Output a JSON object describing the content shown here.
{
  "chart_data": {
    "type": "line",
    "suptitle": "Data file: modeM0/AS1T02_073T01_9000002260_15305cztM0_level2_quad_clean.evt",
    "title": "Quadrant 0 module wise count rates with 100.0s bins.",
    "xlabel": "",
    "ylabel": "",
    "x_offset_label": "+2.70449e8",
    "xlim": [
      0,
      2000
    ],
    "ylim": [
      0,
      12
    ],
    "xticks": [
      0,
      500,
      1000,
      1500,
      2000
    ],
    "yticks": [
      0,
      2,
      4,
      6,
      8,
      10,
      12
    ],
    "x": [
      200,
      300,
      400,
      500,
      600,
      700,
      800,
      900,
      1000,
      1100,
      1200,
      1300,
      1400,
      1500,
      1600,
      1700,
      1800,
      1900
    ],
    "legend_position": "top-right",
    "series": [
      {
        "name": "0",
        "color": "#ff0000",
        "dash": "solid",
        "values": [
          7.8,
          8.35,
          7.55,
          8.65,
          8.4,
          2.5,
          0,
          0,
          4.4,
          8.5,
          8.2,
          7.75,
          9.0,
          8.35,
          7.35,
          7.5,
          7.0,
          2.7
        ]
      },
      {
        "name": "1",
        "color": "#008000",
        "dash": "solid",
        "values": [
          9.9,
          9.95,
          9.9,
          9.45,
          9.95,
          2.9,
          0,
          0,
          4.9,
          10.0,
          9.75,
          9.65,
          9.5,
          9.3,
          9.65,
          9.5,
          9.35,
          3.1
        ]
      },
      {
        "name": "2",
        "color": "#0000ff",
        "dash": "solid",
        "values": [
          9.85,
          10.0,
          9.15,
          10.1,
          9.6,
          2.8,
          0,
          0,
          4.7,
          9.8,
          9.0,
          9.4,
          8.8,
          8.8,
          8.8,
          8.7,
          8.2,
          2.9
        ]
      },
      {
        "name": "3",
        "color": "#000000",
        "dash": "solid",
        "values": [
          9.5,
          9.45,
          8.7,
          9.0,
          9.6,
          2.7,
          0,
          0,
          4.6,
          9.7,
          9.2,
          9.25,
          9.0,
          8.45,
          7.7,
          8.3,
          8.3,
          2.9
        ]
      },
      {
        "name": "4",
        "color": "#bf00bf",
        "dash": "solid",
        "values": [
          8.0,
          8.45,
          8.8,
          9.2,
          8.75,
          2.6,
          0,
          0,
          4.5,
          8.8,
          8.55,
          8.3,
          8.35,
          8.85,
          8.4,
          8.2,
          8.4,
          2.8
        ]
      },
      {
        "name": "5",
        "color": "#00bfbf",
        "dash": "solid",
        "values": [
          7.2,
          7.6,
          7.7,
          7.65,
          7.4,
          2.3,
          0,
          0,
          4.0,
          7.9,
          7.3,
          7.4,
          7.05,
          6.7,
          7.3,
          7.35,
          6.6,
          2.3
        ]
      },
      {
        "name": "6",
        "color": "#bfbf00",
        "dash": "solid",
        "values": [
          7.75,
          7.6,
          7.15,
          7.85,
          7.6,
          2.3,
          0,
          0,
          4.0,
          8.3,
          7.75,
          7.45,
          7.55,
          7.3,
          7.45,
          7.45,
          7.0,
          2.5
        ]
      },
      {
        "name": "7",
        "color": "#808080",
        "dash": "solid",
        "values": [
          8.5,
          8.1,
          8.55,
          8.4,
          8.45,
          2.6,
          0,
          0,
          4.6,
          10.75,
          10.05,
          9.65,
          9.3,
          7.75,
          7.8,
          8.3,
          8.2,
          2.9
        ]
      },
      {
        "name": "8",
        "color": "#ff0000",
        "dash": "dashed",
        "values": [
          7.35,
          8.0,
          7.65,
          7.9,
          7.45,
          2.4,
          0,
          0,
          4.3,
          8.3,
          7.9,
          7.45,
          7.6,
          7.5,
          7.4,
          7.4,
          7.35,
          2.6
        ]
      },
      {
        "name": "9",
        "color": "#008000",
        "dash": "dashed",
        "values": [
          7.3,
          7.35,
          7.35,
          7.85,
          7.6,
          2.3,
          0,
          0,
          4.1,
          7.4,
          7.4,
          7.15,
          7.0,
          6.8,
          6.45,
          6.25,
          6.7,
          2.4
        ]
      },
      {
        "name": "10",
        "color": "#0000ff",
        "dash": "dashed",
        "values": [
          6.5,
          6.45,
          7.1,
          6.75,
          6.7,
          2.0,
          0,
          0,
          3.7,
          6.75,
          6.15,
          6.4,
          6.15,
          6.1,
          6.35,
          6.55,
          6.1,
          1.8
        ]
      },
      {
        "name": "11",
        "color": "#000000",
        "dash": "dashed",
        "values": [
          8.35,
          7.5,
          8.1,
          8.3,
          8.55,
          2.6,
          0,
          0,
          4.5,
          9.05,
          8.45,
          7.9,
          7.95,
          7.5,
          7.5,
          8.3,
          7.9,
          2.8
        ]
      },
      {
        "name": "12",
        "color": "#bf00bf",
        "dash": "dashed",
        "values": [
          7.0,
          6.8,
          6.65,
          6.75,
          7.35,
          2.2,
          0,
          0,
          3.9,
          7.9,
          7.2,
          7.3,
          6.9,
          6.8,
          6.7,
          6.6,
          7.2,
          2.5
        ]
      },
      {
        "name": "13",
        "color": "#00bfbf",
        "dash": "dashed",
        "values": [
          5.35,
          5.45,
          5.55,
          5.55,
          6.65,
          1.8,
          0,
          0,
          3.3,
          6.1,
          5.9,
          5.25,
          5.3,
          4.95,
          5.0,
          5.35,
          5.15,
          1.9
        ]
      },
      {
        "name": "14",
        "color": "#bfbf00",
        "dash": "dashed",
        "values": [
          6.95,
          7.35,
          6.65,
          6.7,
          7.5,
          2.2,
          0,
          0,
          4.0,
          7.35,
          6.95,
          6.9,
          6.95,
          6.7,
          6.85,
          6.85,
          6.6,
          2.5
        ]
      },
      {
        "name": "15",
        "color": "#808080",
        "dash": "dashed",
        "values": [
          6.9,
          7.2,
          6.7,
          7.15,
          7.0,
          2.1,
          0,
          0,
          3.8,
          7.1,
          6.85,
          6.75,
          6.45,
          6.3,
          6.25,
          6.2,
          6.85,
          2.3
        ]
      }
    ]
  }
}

______________________________

Description of the task:
Copy out every entry again, exactly as it was given.

Solution:
Output a JSON object describing the content shown here.
{
  "chart_data": {
    "type": "line",
    "suptitle": "Data file: modeM0/AS1T02_073T01_9000002260_15305cztM0_level2_quad_clean.evt",
    "title": "Quadrant 0 module wise count rates with 100.0s bins.",
    "xlabel": "",
    "ylabel": "",
    "x_offset_label": "+2.70449e8",
    "xlim": [
      0,
      2000
    ],
    "ylim": [
      0,
      12
    ],
    "xticks": [
      0,
      500,
      1000,
      1500,
      2000
    ],
    "yticks": [
      0,
      2,
      4,
      6,
      8,
      10,
      12
    ],
    "x": [
      200,
      300,
      400,
      500,
      600,
      700,
      800,
      900,
      1000,
      1100,
      1200,
      1300,
      1400,
      1500,
      1600,
      1700,
      1800,
      1900
    ],
    "legend_position": "top-right",
    "series": [
      {
        "name": "0",
        "color": "#ff0000",
        "dash": "solid",
        "values": [
          7.8,
          8.35,
          7.55,
          8.65,
          8.4,
          2.5,
          0,
          0,
          4.4,
          8.5,
          8.2,
          7.75,
          9.0,
          8.35,
          7.35,
          7.5,
          7.0,
          2.7
        ]
      },
      {
        "name": "1",
        "color": "#008000",
        "dash": "solid",
        "values": [
          9.9,
          9.95,
          9.9,
          9.45,
          9.95,
          2.9,
          0,
          0,
          4.9,
          10.0,
          9.75,
          9.65,
          9.5,
          9.3,
          9.65,
          9.5,
          9.35,
          3.1
        ]
      },
      {
        "name": "2",
        "color": "#0000ff",
        "dash": "solid",
        "values": [
          9.85,
          10.0,
          9.15,
          10.1,
          9.6,
          2.8,
          0,
          0,
          4.7,
          9.8,
          9.0,
          9.4,
          8.8,
          8.8,
          8.8,
          8.7,
          8.2,
          2.9
        ]
      },
      {
        "name": "3",
        "color": "#000000",
        "dash": "solid",
        "values": [
          9.5,
          9.45,
          8.7,
          9.0,
          9.6,
          2.7,
          0,
          0,
          4.6,
          9.7,
          9.2,
          9.25,
          9.0,
          8.45,
          7.7,
          8.3,
          8.3,
          2.9
        ]
      },
      {
        "name": "4",
        "color": "#bf00bf",
        "dash": "solid",
        "values": [
          8.0,
          8.45,
          8.8,
          9.2,
          8.75,
          2.6,
          0,
          0,
          4.5,
          8.8,
          8.55,
          8.3,
          8.35,
          8.85,
          8.4,
          8.2,
          8.4,
          2.8
        ]
      },
      {
        "name": "5",
        "color": "#00bfbf",
        "dash": "solid",
        "values": [
          7.2,
          7.6,
          7.7,
          7.65,
          7.4,
          2.3,
          0,
          0,
          4.0,
          7.9,
          7.3,
          7.4,
          7.05,
          6.7,
          7.3,
          7.35,
          6.6,
          2.3
        ]
      },
      {
        "name": "6",
        "color": "#bfbf00",
        "dash": "solid",
        "values": [
          7.75,
          7.6,
          7.15,
          7.85,
          7.6,
          2.3,
          0,
          0,
          4.0,
          8.3,
          7.75,
          7.45,
          7.55,
          7.3,
          7.45,
          7.45,
          7.0,
          2.5
        ]
      },
      {
        "name": "7",
        "color": "#808080",
        "dash": "solid",
        "values": [
          8.5,
          8.1,
          8.55,
          8.4,
          8.45,
          2.6,
          0,
          0,
          4.6,
          10.75,
          10.05,
          9.65,
          9.3,
          7.75,
          7.8,
          8.3,
          8.2,
          2.9
        ]
      },
      {
        "name": "8",
        "color": "#ff0000",
        "dash": "dashed",
        "values": [
          7.35,
          8.0,
          7.65,
          7.9,
          7.45,
          2.4,
          0,
          0,
          4.3,
          8.3,
          7.9,
          7.45,
          7.6,
          7.5,
          7.4,
          7.4,
          7.35,
          2.6
        ]
      },
      {
        "name": "9",
        "color": "#008000",
        "dash": "dashed",
        "values": [
          7.3,
          7.35,
          7.35,
          7.85,
          7.6,
          2.3,
          0,
          0,
          4.1,
          7.4,
          7.4,
          7.15,
          7.0,
          6.8,
          6.45,
          6.25,
          6.7,
          2.4
        ]
      },
      {
        "name": "10",
        "color": "#0000ff",
        "dash": "dashed",
        "values": [
          6.5,
          6.45,
          7.1,
          6.75,
          6.7,
          2.0,
          0,
          0,
          3.7,
          6.75,
          6.15,
          6.4,
          6.15,
          6.1,
          6.35,
          6.55,
          6.1,
          1.8
        ]
      },
      {
        "name": "11",
        "color": "#000000",
        "dash": "dashed",
        "values": [
          8.35,
          7.5,
          8.1,
          8.3,
          8.55,
          2.6,
          0,
          0,
          4.5,
          9.05,
          8.45,
          7.9,
          7.95,
          7.5,
          7.5,
          8.3,
          7.9,
          2.8
        ]
      },
      {
        "name": "12",
        "color": "#bf00bf",
        "dash": "dashed",
        "values": [
          7.0,
          6.8,
          6.65,
          6.75,
          7.35,
          2.2,
          0,
          0,
          3.9,
          7.9,
          7.2,
          7.3,
          6.9,
          6.8,
          6.7,
          6.6,
          7.2,
          2.5
        ]
      },
      {
        "name": "13",
        "color": "#00bfbf",
        "dash": "dashed",
        "values": [
          5.35,
          5.45,
          5.55,
          5.55,
          6.65,
          1.8,
          0,
          0,
          3.3,
          6.1,
          5.9,
          5.25,
          5.3,
          4.95,
          5.0,
          5.35,
          5.15,
          1.9
        ]
      },
      {
        "name": "14",
        "color": "#bfbf00",
        "dash": "dashed",
        "values": [
          6.95,
          7.35,
          6.65,
          6.7,
          7.5,
          2.2,
          0,
          0,
          4.0,
          7.35,
          6.95,
          6.9,
          6.95,
          6.7,
          6.85,
          6.85,
          6.6,
          2.5
        ]
      },
      {
        "name": "15",
        "color": "#808080",
        "dash": "dashed",
        "values": [
          6.9,
          7.2,
          6.7,
          7.15,
          7.0,
          2.1,
          0,
          0,
          3.8,
          7.1,
          6.85,
          6.75,
          6.45,
          6.3,
          6.25,
          6.2,
          6.85,
          2.3
        ]
      }
    ]
  }
}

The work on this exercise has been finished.